### WRITTEN TASK
Search the material and gather each line with "Credit" in it.

### RECORD LIST
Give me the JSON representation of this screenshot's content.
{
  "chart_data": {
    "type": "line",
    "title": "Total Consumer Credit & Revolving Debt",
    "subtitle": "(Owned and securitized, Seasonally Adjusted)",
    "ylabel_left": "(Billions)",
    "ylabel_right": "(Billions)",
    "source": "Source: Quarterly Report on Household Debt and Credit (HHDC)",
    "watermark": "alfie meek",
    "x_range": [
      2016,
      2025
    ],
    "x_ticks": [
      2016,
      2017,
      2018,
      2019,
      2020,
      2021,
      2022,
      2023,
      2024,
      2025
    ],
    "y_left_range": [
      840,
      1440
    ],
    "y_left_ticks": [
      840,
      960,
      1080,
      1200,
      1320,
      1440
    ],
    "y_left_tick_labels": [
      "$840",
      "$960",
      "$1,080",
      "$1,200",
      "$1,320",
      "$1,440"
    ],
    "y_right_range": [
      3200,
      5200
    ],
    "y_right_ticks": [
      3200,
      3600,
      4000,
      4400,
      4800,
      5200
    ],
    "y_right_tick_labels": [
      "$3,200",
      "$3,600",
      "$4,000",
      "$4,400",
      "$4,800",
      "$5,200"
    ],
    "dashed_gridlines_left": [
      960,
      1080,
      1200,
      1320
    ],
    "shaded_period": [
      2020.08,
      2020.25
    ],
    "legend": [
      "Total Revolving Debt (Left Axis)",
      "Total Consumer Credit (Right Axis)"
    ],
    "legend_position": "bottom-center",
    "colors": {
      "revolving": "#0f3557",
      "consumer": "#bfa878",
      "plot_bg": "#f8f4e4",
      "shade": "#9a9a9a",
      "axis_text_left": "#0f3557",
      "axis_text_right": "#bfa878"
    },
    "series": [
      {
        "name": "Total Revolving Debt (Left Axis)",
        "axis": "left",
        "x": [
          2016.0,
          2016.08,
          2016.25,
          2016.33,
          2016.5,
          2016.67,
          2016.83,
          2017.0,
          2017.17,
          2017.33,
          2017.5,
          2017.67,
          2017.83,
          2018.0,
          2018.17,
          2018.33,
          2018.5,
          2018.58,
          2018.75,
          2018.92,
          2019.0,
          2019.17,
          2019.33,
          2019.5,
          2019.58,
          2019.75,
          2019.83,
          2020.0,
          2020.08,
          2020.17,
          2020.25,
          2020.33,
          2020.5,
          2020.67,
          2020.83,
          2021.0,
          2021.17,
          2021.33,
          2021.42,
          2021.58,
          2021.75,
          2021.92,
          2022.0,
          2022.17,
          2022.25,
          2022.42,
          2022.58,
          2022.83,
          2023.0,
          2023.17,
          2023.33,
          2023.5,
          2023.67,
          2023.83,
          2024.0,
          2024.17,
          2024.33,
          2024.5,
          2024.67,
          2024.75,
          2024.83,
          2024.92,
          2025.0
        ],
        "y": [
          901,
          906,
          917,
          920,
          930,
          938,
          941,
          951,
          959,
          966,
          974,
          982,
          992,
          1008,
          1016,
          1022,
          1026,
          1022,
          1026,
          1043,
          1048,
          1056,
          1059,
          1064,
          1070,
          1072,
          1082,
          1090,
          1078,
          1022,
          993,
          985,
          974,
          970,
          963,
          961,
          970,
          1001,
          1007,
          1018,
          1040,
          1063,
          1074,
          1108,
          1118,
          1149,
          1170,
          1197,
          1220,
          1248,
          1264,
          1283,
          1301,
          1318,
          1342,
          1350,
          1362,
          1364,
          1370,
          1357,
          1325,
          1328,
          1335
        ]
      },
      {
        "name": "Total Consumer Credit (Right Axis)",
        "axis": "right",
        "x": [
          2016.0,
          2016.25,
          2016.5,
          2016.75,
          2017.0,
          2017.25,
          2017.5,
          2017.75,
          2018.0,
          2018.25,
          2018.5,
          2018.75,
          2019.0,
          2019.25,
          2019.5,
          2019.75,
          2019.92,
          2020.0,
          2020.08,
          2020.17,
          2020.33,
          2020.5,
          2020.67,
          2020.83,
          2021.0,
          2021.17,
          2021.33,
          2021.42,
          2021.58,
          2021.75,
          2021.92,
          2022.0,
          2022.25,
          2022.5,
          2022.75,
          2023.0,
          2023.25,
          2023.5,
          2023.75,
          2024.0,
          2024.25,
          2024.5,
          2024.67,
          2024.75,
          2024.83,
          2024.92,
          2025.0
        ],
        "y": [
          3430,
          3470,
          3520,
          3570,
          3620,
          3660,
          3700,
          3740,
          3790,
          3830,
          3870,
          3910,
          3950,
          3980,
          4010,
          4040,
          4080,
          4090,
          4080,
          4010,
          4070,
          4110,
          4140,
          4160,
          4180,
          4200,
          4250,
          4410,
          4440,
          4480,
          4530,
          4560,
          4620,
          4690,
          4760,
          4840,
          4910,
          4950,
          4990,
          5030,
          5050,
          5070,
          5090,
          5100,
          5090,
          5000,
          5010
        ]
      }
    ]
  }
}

### RESULT FOR THIS TASK
    "title": "Total Consumer Credit & Revolving Debt",
    "source": "Source: Quarterly Report on Household Debt and Credit (HHDC)",
      "Total Consumer Credit (Right Axis)"
        "name": "Total Consumer Credit (Right Axis)",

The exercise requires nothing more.